Exercise requirements: Gather each line containing the string "Jaarlijks" from these entries.

::: Dataset excerpts :::

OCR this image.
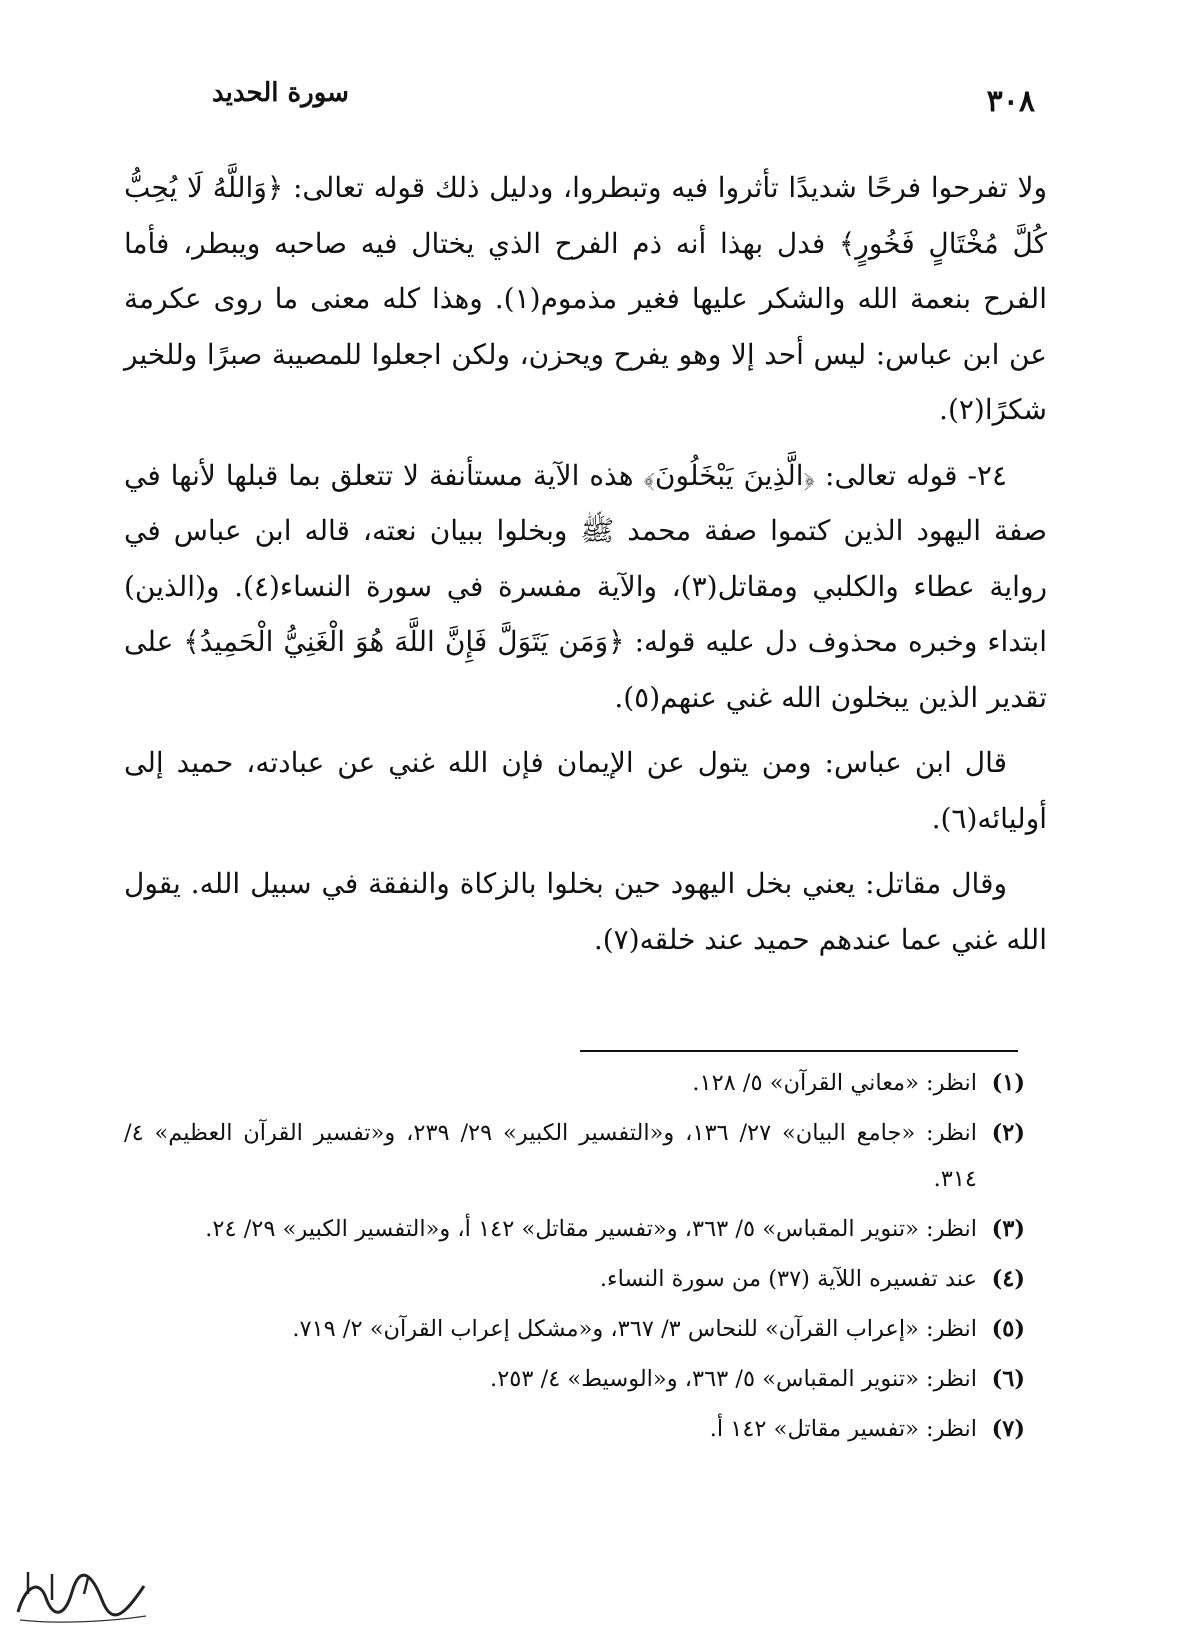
٣٠٨
سورة الحديد

ولا تفرحوا فرحًا شديدًا تأثروا فيه وتبطروا، ودليل ذلك قوله تعالى: ﴿وَاللَّهُ لَا يُحِبُّ كُلَّ مُخْتَالٍ فَخُورٍ﴾ فدل بهذا أنه ذم الفرح الذي يختال فيه صاحبه ويبطر، فأما الفرح بنعمة الله والشكر عليها فغير مذموم(١). وهذا كله معنى ما روى عكرمة عن ابن عباس: ليس أحد إلا وهو يفرح ويحزن، ولكن اجعلوا للمصيبة صبرًا وللخير شكرًا(٢).

٢٤- قوله تعالى: ﴿الَّذِينَ يَبْخَلُونَ﴾ هذه الآية مستأنفة لا تتعلق بما قبلها لأنها في صفة اليهود الذين كتموا صفة محمد ﷺ وبخلوا ببيان نعته، قاله ابن عباس في رواية عطاء والكلبي ومقاتل(٣)، والآية مفسرة في سورة النساء(٤). و(الذين) ابتداء وخبره محذوف دل عليه قوله: ﴿وَمَن يَتَوَلَّ فَإِنَّ اللَّهَ هُوَ الْغَنِيُّ الْحَمِيدُ﴾ على تقدير الذين يبخلون الله غني عنهم(٥).

قال ابن عباس: ومن يتول عن الإيمان فإن الله غني عن عبادته، حميد إلى أوليائه(٦).

وقال مقاتل: يعني بخل اليهود حين بخلوا بالزكاة والنفقة في سبيل الله. يقول الله غني عما عندهم حميد عند خلقه(٧).

(١)
انظر: «معاني القرآن» ٥/ ١٢٨.
(٢)
انظر: «جامع البيان» ٢٧/ ١٣٦، و«التفسير الكبير» ٢٩/ ٢٣٩، و«تفسير القرآن العظيم» ٤/ ٣١٤.
(٣)
انظر: «تنوير المقباس» ٥/ ٣٦٣، و«تفسير مقاتل» ١٤٢ أ، و«التفسير الكبير» ٢٩/ ٢٤.
(٤)
عند تفسيره اللآية (٣٧) من سورة النساء.
(٥)
انظر: «إعراب القرآن» للنحاس ٣/ ٣٦٧، و«مشكل إعراب القرآن» ٢/ ٧١٩.
(٦)
انظر: «تنوير المقباس» ٥/ ٣٦٣، و«الوسيط» ٤/ ٢٥٣.
(٧)
انظر: «تفسير مقاتل» ١٤٢ أ.
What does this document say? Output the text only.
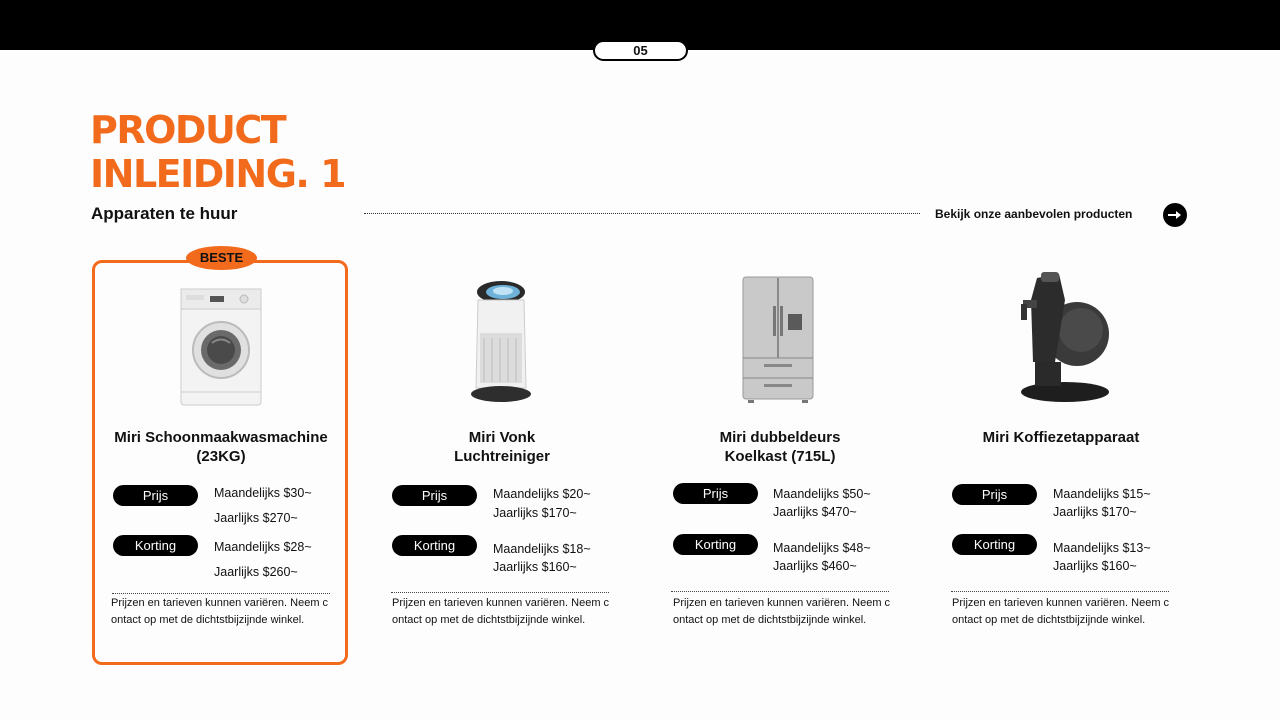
05
PRODUCT
INLEIDING. 1
Apparaten te huur	Bekijk onze aanbevolen producten
BESTE
Miri Schoonmaakwasmachine (23KG)
Prijs	Maandelijks $30~
Jaarlijks $270~
Korting	Maandelijks $28~
Jaarlijks $260~
Prijzen en tarieven kunnen variëren. Neem contact op met de dichtstbijzijnde winkel.
Miri Vonk Luchtreiniger
Prijs	Maandelijks $20~
Jaarlijks $170~
Korting	Maandelijks $18~
Jaarlijks $160~
Prijzen en tarieven kunnen variëren. Neem contact op met de dichtstbijzijnde winkel.
Miri dubbeldeurs Koelkast (715L)
Prijs	Maandelijks $50~
Jaarlijks $470~
Korting	Maandelijks $48~
Jaarlijks $460~
Prijzen en tarieven kunnen variëren. Neem contact op met de dichtstbijzijnde winkel.
Miri Koffiezetapparaat
Prijs	Maandelijks $15~
Jaarlijks $170~
Korting	Maandelijks $13~
Jaarlijks $160~
Prijzen en tarieven kunnen variëren. Neem contact op met de dichtstbijzijnde winkel.
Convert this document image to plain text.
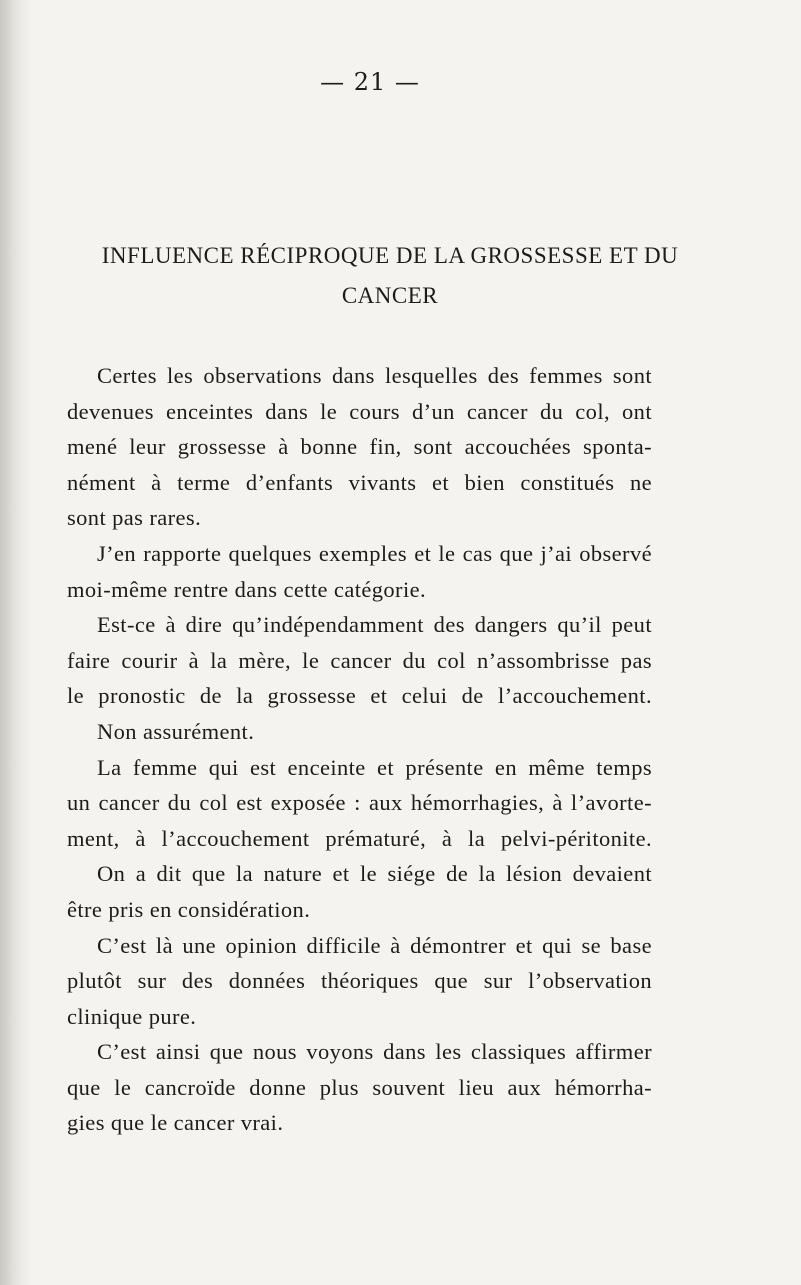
— 21 —
INFLUENCE RÉCIPROQUE DE LA GROSSESSE ET DU
CANCER
Certes les observations dans lesquelles des femmes sont
devenues enceintes dans le cours d’un cancer du col, ont
mené leur grossesse à bonne fin, sont accouchées sponta-
nément à terme d’enfants vivants et bien constitués ne
sont pas rares.
J’en rapporte quelques exemples et le cas que j’ai observé
moi-même rentre dans cette catégorie.
Est-ce à dire qu’indépendamment des dangers qu’il peut
faire courir à la mère, le cancer du col n’assombrisse pas
le pronostic de la grossesse et celui de l’accouchement.
Non assurément.
La femme qui est enceinte et présente en même temps
un cancer du col est exposée : aux hémorrhagies, à l’avorte-
ment, à l’accouchement prématuré, à la pelvi-péritonite.
On a dit que la nature et le siége de la lésion devaient
être pris en considération.
C’est là une opinion difficile à démontrer et qui se base
plutôt sur des données théoriques que sur l’observation
clinique pure.
C’est ainsi que nous voyons dans les classiques affirmer
que le cancroïde donne plus souvent lieu aux hémorrha-
gies que le cancer vrai.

:::

Exercise output:
Jaarlijks $270~
Jaarlijks $260~
Jaarlijks $170~
Jaarlijks $160~
Jaarlijks $470~
Jaarlijks $460~
Jaarlijks $170~
Jaarlijks $160~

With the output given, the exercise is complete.